Provided records
# # # #

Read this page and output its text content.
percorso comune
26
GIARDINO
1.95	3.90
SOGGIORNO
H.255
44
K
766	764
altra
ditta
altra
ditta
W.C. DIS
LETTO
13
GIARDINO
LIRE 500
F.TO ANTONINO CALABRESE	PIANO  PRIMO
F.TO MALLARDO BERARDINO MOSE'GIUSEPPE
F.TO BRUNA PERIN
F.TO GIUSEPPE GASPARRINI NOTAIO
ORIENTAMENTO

# # # #

Task instructions
Extract the full listing and reproduce each line exactly.

Result of this task
Read this page and output its text content.
percorso comune
26
GIARDINO
1.95	3.90
SOGGIORNO
H.255
44
K
766	764
altra
ditta
altra
ditta
W.C. DIS
LETTO
13
GIARDINO
LIRE 500
F.TO ANTONINO CALABRESE	PIANO  PRIMO
F.TO MALLARDO BERARDINO MOSE'GIUSEPPE
F.TO BRUNA PERIN
F.TO GIUSEPPE GASPARRINI NOTAIO
ORIENTAMENTO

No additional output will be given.